■ PROBLEM DESCRIPTION:
Exclude the pictures and reproduce the remaining data exactly as written.

■ INFORMATION SUPPLIED:
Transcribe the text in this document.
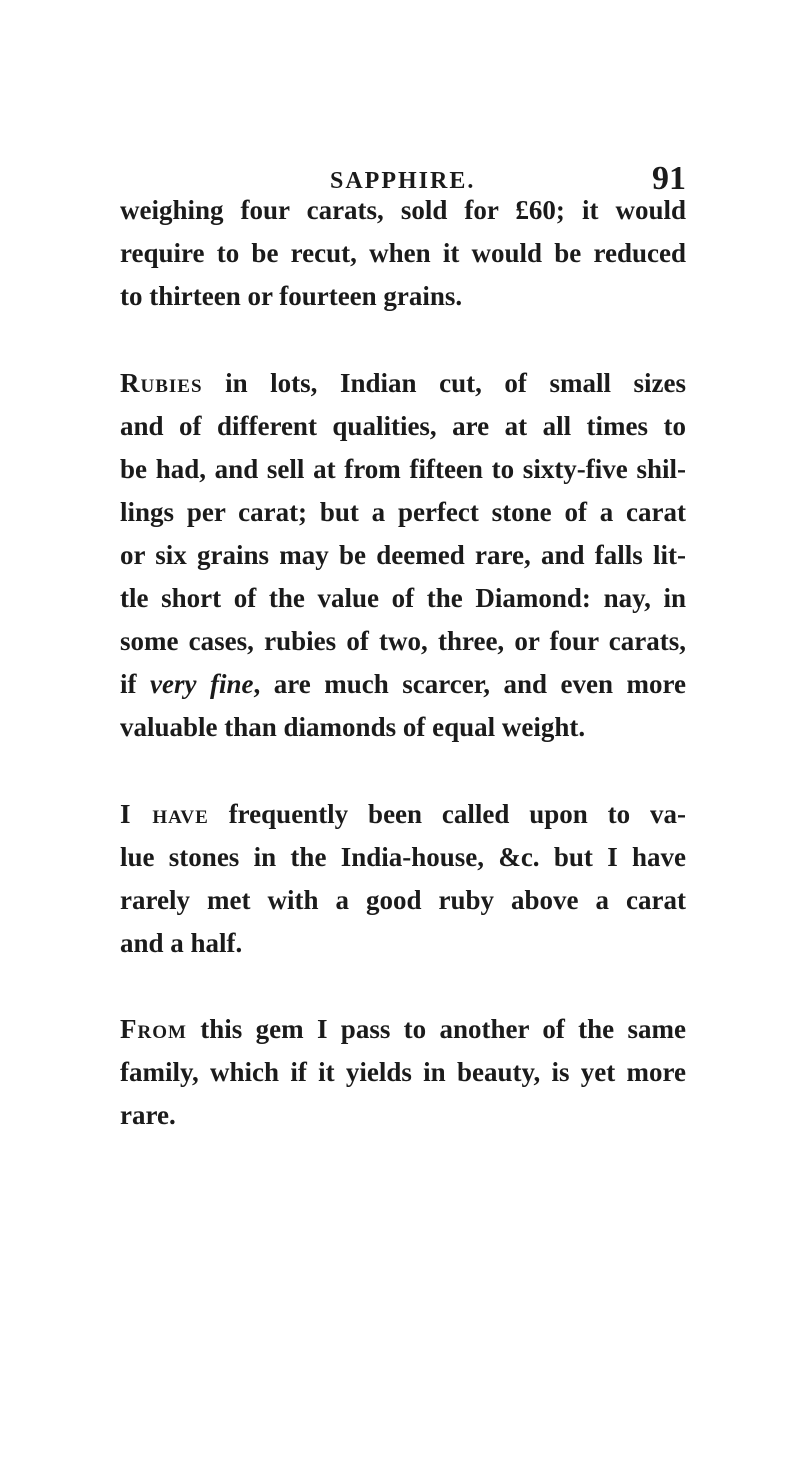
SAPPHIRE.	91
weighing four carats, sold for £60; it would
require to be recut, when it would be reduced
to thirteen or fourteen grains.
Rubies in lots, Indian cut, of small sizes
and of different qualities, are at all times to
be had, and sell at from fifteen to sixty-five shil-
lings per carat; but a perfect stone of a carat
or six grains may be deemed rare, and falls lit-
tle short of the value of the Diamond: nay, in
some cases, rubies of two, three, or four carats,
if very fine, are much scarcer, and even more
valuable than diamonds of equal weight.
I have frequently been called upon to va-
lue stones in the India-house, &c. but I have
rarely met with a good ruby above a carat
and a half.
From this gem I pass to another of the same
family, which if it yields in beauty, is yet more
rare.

■ EXERCISE ANSWER:
Transcribe the text in this document.
SAPPHIRE.	91
weighing four carats, sold for £60; it would
require to be recut, when it would be reduced
to thirteen or fourteen grains.
Rubies in lots, Indian cut, of small sizes
and of different qualities, are at all times to
be had, and sell at from fifteen to sixty-five shil-
lings per carat; but a perfect stone of a carat
or six grains may be deemed rare, and falls lit-
tle short of the value of the Diamond: nay, in
some cases, rubies of two, three, or four carats,
if very fine, are much scarcer, and even more
valuable than diamonds of equal weight.
I have frequently been called upon to va-
lue stones in the India-house, &c. but I have
rarely met with a good ruby above a carat
and a half.
From this gem I pass to another of the same
family, which if it yields in beauty, is yet more
rare.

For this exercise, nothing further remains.